### SET EXERCISE
In the records that follow, locate every line with "construcției" and extract it.

### EXERCISE MATERIALS

++++++++

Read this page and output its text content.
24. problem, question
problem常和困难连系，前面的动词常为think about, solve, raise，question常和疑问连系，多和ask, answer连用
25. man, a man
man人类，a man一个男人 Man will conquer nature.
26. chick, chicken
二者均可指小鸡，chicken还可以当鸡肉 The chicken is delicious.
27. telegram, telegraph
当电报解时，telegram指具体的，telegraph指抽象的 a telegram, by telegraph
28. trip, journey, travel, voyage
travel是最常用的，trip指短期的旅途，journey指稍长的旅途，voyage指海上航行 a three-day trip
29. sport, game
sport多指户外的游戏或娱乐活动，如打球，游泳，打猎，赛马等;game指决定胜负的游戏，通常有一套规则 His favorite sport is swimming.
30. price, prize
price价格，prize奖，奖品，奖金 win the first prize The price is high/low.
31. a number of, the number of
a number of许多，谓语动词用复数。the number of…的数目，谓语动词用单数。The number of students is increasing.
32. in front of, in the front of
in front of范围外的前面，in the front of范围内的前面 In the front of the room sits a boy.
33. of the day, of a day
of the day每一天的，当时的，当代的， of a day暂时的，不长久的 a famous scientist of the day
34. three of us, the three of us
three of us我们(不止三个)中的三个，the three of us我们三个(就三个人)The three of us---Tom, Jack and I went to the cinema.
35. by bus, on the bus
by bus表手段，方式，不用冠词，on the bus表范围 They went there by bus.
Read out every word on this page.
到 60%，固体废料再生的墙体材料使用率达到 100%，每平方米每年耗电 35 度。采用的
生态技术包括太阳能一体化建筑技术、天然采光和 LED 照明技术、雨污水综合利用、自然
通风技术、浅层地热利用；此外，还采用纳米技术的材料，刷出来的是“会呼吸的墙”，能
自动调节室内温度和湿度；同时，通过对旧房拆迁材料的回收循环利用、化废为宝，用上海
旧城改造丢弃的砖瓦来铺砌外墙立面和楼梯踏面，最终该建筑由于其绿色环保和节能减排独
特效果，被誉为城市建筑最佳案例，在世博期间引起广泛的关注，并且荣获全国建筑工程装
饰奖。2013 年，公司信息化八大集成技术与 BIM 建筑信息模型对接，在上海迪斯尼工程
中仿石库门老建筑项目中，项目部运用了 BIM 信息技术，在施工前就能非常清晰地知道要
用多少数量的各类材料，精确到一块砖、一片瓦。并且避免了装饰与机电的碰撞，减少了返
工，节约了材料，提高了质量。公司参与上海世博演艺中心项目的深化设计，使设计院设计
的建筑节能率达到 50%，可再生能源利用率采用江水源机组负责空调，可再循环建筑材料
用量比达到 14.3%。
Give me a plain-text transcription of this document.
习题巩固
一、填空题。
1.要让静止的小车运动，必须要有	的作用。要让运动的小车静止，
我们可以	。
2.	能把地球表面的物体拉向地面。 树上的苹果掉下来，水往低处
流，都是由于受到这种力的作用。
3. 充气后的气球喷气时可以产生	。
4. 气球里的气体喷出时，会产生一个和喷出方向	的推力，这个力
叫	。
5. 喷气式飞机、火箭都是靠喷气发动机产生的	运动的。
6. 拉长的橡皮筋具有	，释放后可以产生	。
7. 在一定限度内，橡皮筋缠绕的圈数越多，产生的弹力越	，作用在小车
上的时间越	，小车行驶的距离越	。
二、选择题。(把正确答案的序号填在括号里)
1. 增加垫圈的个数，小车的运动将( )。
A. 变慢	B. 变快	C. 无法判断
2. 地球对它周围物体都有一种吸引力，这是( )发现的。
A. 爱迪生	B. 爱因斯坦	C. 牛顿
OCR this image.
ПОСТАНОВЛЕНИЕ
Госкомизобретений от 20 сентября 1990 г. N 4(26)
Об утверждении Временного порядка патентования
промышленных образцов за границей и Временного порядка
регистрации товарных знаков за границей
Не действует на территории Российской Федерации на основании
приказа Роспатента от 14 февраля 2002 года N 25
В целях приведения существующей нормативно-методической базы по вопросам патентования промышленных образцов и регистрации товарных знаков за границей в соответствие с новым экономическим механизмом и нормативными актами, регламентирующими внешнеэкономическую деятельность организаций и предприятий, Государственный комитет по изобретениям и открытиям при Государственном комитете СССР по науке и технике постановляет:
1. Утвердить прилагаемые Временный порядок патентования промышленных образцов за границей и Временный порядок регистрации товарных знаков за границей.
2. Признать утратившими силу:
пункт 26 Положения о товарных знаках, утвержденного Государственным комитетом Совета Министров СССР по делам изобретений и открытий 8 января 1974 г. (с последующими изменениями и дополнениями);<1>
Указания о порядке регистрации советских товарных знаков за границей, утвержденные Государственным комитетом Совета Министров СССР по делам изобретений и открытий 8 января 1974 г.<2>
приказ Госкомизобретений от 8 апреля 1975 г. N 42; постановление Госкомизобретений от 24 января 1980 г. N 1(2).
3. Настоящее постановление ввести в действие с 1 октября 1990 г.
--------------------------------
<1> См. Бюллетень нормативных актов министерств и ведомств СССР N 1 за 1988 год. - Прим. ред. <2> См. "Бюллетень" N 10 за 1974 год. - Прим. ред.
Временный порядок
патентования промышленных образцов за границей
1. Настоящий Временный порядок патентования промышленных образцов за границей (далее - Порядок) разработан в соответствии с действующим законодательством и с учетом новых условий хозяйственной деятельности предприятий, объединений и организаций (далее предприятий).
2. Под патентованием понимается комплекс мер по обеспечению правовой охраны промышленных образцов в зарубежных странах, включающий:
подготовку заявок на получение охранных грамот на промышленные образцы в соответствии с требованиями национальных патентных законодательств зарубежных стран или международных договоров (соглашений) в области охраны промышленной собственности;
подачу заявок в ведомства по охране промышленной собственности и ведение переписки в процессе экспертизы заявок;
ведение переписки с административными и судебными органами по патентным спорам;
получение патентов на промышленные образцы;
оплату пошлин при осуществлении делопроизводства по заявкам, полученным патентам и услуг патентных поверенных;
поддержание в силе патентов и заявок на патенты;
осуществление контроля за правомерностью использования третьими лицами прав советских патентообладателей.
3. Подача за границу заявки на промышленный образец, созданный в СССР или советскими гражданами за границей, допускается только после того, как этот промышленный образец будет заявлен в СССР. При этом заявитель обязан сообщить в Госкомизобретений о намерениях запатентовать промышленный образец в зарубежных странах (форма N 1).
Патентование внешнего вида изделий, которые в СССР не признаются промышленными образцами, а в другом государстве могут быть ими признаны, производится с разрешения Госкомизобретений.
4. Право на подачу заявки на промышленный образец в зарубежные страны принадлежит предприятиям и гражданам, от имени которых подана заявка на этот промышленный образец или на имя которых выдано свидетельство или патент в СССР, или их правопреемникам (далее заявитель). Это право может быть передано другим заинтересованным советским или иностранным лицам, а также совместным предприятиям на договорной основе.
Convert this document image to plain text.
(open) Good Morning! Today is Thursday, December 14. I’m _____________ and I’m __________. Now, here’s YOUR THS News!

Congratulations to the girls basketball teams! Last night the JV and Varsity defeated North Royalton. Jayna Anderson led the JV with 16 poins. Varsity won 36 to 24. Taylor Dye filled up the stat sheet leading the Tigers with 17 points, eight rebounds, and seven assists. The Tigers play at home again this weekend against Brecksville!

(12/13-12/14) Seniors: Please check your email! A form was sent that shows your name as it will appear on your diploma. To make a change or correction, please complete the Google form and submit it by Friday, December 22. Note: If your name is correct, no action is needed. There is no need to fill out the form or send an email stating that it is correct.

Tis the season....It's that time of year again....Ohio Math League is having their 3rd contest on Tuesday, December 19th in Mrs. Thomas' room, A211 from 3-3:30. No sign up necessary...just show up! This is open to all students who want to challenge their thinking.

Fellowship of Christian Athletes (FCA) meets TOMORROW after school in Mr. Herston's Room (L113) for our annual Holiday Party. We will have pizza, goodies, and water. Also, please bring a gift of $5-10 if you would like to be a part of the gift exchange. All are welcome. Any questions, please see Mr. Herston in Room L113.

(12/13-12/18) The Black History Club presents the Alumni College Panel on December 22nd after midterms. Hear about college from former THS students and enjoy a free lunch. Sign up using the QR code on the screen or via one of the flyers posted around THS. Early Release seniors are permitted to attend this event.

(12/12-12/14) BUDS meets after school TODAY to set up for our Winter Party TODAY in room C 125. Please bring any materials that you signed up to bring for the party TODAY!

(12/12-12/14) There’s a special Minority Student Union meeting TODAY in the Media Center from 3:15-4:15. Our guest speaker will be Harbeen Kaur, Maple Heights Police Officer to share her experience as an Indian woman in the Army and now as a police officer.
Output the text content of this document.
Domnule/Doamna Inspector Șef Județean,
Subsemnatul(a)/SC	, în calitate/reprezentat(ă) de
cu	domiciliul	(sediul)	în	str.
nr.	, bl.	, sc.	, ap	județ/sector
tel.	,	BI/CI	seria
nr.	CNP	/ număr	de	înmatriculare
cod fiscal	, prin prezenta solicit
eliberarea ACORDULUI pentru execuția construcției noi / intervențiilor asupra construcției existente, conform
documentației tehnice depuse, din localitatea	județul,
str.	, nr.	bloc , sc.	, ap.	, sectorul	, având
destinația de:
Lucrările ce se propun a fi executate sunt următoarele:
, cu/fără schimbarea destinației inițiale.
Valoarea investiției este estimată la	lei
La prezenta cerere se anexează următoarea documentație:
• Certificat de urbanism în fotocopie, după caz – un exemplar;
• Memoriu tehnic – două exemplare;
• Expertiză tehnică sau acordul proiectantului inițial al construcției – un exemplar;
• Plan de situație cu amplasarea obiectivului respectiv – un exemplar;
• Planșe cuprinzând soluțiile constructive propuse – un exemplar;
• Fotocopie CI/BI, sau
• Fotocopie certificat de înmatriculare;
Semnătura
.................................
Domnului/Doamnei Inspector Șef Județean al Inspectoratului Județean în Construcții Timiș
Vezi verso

++++++++

### EXERCISE RESULT
eliberarea ACORDULUI pentru execuția construcției noi / intervențiilor asupra construcției existente, conform
• Expertiză tehnică sau acordul proiectantului inițial al construcției – un exemplar;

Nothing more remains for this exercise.